**Set task:** Every entry below should be printed exactly, without its images.

**Data provided:**
↓

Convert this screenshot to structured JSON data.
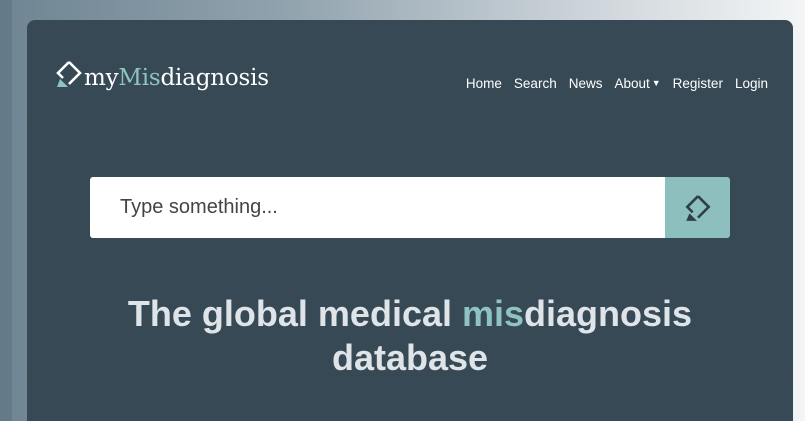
{
  "brand": {
    "prefix": "my",
    "accent": "Mis",
    "suffix": "diagnosis",
    "logo_icon": "diamond-arrow-icon"
  },
  "nav": {
    "home": "Home",
    "search": "Search",
    "news": "News",
    "about": "About",
    "register": "Register",
    "login": "Login"
  },
  "search": {
    "placeholder": "Type something...",
    "button_icon": "diamond-arrow-icon"
  },
  "hero": {
    "headline_before": "The global medical ",
    "headline_accent": "mis",
    "headline_after": "diagnosis",
    "headline_line2": "database"
  },
  "colors": {
    "panel": "#374955",
    "accent": "#8ec3c2",
    "search_button": "#8dbfbf",
    "headline": "#dfe4e8"
  }
}
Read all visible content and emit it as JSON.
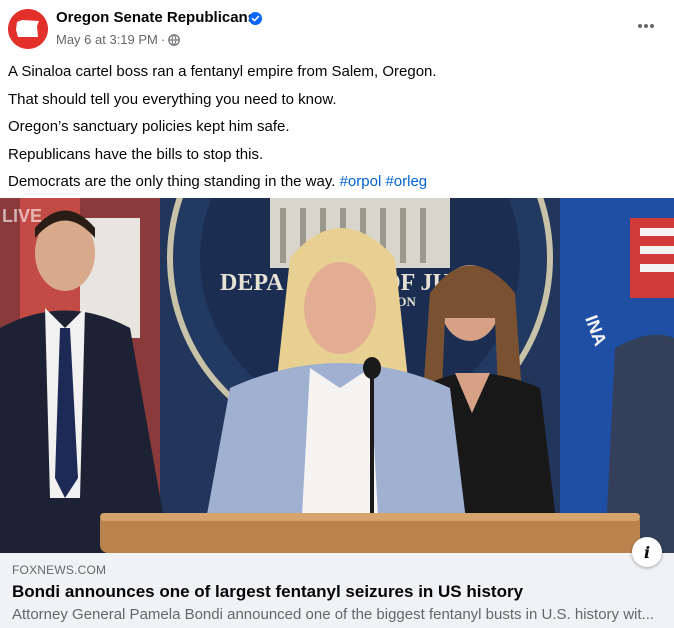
{
  "post": {
    "author": "Oregon Senate Republicans",
    "timestamp": "May 6 at 3:19 PM",
    "separator": "·",
    "privacy_icon": "globe-icon",
    "verified_icon": "verified-badge-icon",
    "menu_icon": "more-options-icon",
    "lines": [
      "A Sinaloa cartel boss ran a fentanyl empire from Salem, Oregon.",
      "That should tell you everything you need to know.",
      "Oregon’s sanctuary policies kept him safe.",
      "Republicans have the bills to stop this."
    ],
    "last_line_text": "Democrats are the only thing standing in the way. ",
    "hashtags": [
      "#orpol",
      "#orleg"
    ]
  },
  "media": {
    "live_badge": "LIVE",
    "seal_text_left": "DEPA",
    "seal_text_right": "OF JU",
    "seal_text_sub": "TON",
    "flag_text": "INA"
  },
  "link": {
    "domain": "FOXNEWS.COM",
    "headline": "Bondi announces one of largest fentanyl seizures in US history",
    "description": "Attorney General Pamela Bondi announced one of the biggest fentanyl busts in U.S. history wit...",
    "info_label": "i"
  },
  "colors": {
    "brand_red": "#e4302b",
    "link_blue": "#0064d1",
    "verified_blue": "#0866ff",
    "secondary_text": "#65676b",
    "card_bg": "#f0f2f5"
  }
}
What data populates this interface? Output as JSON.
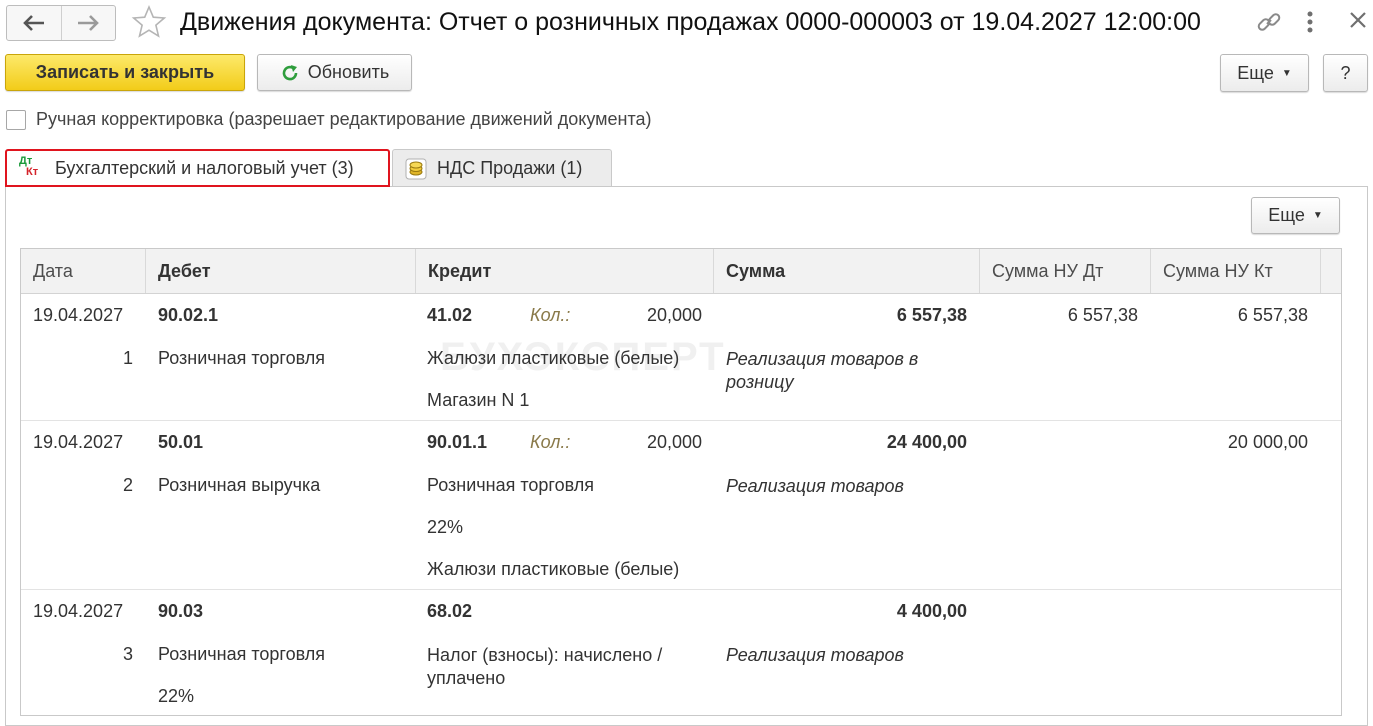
{
  "window": {
    "title": "Движения документа: Отчет о розничных продажах 0000-000003 от 19.04.2027 12:00:00"
  },
  "toolbar": {
    "save_close_label": "Записать и закрыть",
    "refresh_label": "Обновить",
    "more_label": "Еще",
    "help_label": "?"
  },
  "manual_edit": {
    "label": "Ручная корректировка (разрешает редактирование движений документа)",
    "checked": false
  },
  "tabs": [
    {
      "icon_top": "Дт",
      "icon_bottom": "Кт",
      "label": "Бухгалтерский и налоговый учет (3)",
      "active": true
    },
    {
      "label": "НДС Продажи (1)",
      "active": false
    }
  ],
  "panel": {
    "more_label": "Еще"
  },
  "watermark": "БУХЭКСПЕРТ",
  "table": {
    "columns": [
      "Дата",
      "Дебет",
      "Кредит",
      "Сумма",
      "Сумма НУ Дт",
      "Сумма НУ Кт"
    ],
    "qty_label": "Кол.:",
    "rows": [
      {
        "date": "19.04.2027",
        "num": "1",
        "debit_account": "90.02.1",
        "debit_sub": [
          "Розничная торговля"
        ],
        "credit_account": "41.02",
        "qty": "20,000",
        "credit_sub": [
          "Жалюзи пластиковые (белые)",
          "Магазин N 1"
        ],
        "sum": "6 557,38",
        "sum_comment": "Реализация товаров в розницу",
        "nu_dt": "6 557,38",
        "nu_kt": "6 557,38"
      },
      {
        "date": "19.04.2027",
        "num": "2",
        "debit_account": "50.01",
        "debit_sub": [
          "Розничная выручка"
        ],
        "credit_account": "90.01.1",
        "qty": "20,000",
        "credit_sub": [
          "Розничная торговля",
          "22%",
          "Жалюзи пластиковые (белые)"
        ],
        "sum": "24 400,00",
        "sum_comment": "Реализация товаров",
        "nu_dt": "",
        "nu_kt": "20 000,00"
      },
      {
        "date": "19.04.2027",
        "num": "3",
        "debit_account": "90.03",
        "debit_sub": [
          "Розничная торговля",
          "22%"
        ],
        "credit_account": "68.02",
        "qty": "",
        "credit_sub": [
          "Налог (взносы): начислено / уплачено"
        ],
        "sum": "4 400,00",
        "sum_comment": "Реализация товаров",
        "nu_dt": "",
        "nu_kt": ""
      }
    ]
  }
}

↑

**Right answer:**
Convert this screenshot to structured JSON data.
{
  "brand": {
    "prefix": "my",
    "accent": "Mis",
    "suffix": "diagnosis",
    "logo_icon": "diamond-arrow-icon"
  },
  "nav": {
    "home": "Home",
    "search": "Search",
    "news": "News",
    "about": "About",
    "register": "Register",
    "login": "Login"
  },
  "search": {
    "placeholder": "Type something...",
    "button_icon": "diamond-arrow-icon"
  },
  "hero": {
    "headline_before": "The global medical ",
    "headline_accent": "mis",
    "headline_after": "diagnosis",
    "headline_line2": "database"
  },
  "colors": {
    "panel": "#374955",
    "accent": "#8ec3c2",
    "search_button": "#8dbfbf",
    "headline": "#dfe4e8"
  }
}
Read all visible content and emit it as JSON.
{
  "post": {
    "author": "Oregon Senate Republicans",
    "timestamp": "May 6 at 3:19 PM",
    "separator": "·",
    "privacy_icon": "globe-icon",
    "verified_icon": "verified-badge-icon",
    "menu_icon": "more-options-icon",
    "lines": [
      "A Sinaloa cartel boss ran a fentanyl empire from Salem, Oregon.",
      "That should tell you everything you need to know.",
      "Oregon’s sanctuary policies kept him safe.",
      "Republicans have the bills to stop this."
    ],
    "last_line_text": "Democrats are the only thing standing in the way. ",
    "hashtags": [
      "#orpol",
      "#orleg"
    ]
  },
  "media": {
    "live_badge": "LIVE",
    "seal_text_left": "DEPA",
    "seal_text_right": "OF JU",
    "seal_text_sub": "TON",
    "flag_text": "INA"
  },
  "link": {
    "domain": "FOXNEWS.COM",
    "headline": "Bondi announces one of largest fentanyl seizures in US history",
    "description": "Attorney General Pamela Bondi announced one of the biggest fentanyl busts in U.S. history wit...",
    "info_label": "i"
  },
  "colors": {
    "brand_red": "#e4302b",
    "link_blue": "#0064d1",
    "verified_blue": "#0866ff",
    "secondary_text": "#65676b",
    "card_bg": "#f0f2f5"
  }
}
What data populates this interface? Output as JSON.
{
  "window": {
    "title": "Движения документа: Отчет о розничных продажах 0000-000003 от 19.04.2027 12:00:00"
  },
  "toolbar": {
    "save_close_label": "Записать и закрыть",
    "refresh_label": "Обновить",
    "more_label": "Еще",
    "help_label": "?"
  },
  "manual_edit": {
    "label": "Ручная корректировка (разрешает редактирование движений документа)",
    "checked": false
  },
  "tabs": [
    {
      "icon_top": "Дт",
      "icon_bottom": "Кт",
      "label": "Бухгалтерский и налоговый учет (3)",
      "active": true
    },
    {
      "label": "НДС Продажи (1)",
      "active": false
    }
  ],
  "panel": {
    "more_label": "Еще"
  },
  "watermark": "БУХЭКСПЕРТ",
  "table": {
    "columns": [
      "Дата",
      "Дебет",
      "Кредит",
      "Сумма",
      "Сумма НУ Дт",
      "Сумма НУ Кт"
    ],
    "qty_label": "Кол.:",
    "rows": [
      {
        "date": "19.04.2027",
        "num": "1",
        "debit_account": "90.02.1",
        "debit_sub": [
          "Розничная торговля"
        ],
        "credit_account": "41.02",
        "qty": "20,000",
        "credit_sub": [
          "Жалюзи пластиковые (белые)",
          "Магазин N 1"
        ],
        "sum": "6 557,38",
        "sum_comment": "Реализация товаров в розницу",
        "nu_dt": "6 557,38",
        "nu_kt": "6 557,38"
      },
      {
        "date": "19.04.2027",
        "num": "2",
        "debit_account": "50.01",
        "debit_sub": [
          "Розничная выручка"
        ],
        "credit_account": "90.01.1",
        "qty": "20,000",
        "credit_sub": [
          "Розничная торговля",
          "22%",
          "Жалюзи пластиковые (белые)"
        ],
        "sum": "24 400,00",
        "sum_comment": "Реализация товаров",
        "nu_dt": "",
        "nu_kt": "20 000,00"
      },
      {
        "date": "19.04.2027",
        "num": "3",
        "debit_account": "90.03",
        "debit_sub": [
          "Розничная торговля",
          "22%"
        ],
        "credit_account": "68.02",
        "qty": "",
        "credit_sub": [
          "Налог (взносы): начислено / уплачено"
        ],
        "sum": "4 400,00",
        "sum_comment": "Реализация товаров",
        "nu_dt": "",
        "nu_kt": ""
      }
    ]
  }
}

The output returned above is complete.